**Exercise requirements:**
Quote the full listing word for word.

** Begin Material to process **

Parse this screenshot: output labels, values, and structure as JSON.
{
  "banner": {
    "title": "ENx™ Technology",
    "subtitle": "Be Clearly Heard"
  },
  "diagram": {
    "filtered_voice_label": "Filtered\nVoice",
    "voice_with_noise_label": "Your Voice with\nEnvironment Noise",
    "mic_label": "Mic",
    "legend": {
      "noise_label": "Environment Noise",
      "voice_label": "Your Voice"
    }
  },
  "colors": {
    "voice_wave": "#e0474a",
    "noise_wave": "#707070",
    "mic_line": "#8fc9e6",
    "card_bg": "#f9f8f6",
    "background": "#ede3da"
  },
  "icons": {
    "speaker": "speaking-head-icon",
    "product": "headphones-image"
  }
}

** End Material to process **

**Task solution:**
Parse this screenshot: output labels, values, and structure as JSON.
{
  "banner": {
    "title": "ENx™ Technology",
    "subtitle": "Be Clearly Heard"
  },
  "diagram": {
    "filtered_voice_label": "Filtered\nVoice",
    "voice_with_noise_label": "Your Voice with\nEnvironment Noise",
    "mic_label": "Mic",
    "legend": {
      "noise_label": "Environment Noise",
      "voice_label": "Your Voice"
    }
  },
  "colors": {
    "voice_wave": "#e0474a",
    "noise_wave": "#707070",
    "mic_line": "#8fc9e6",
    "card_bg": "#f9f8f6",
    "background": "#ede3da"
  },
  "icons": {
    "speaker": "speaking-head-icon",
    "product": "headphones-image"
  }
}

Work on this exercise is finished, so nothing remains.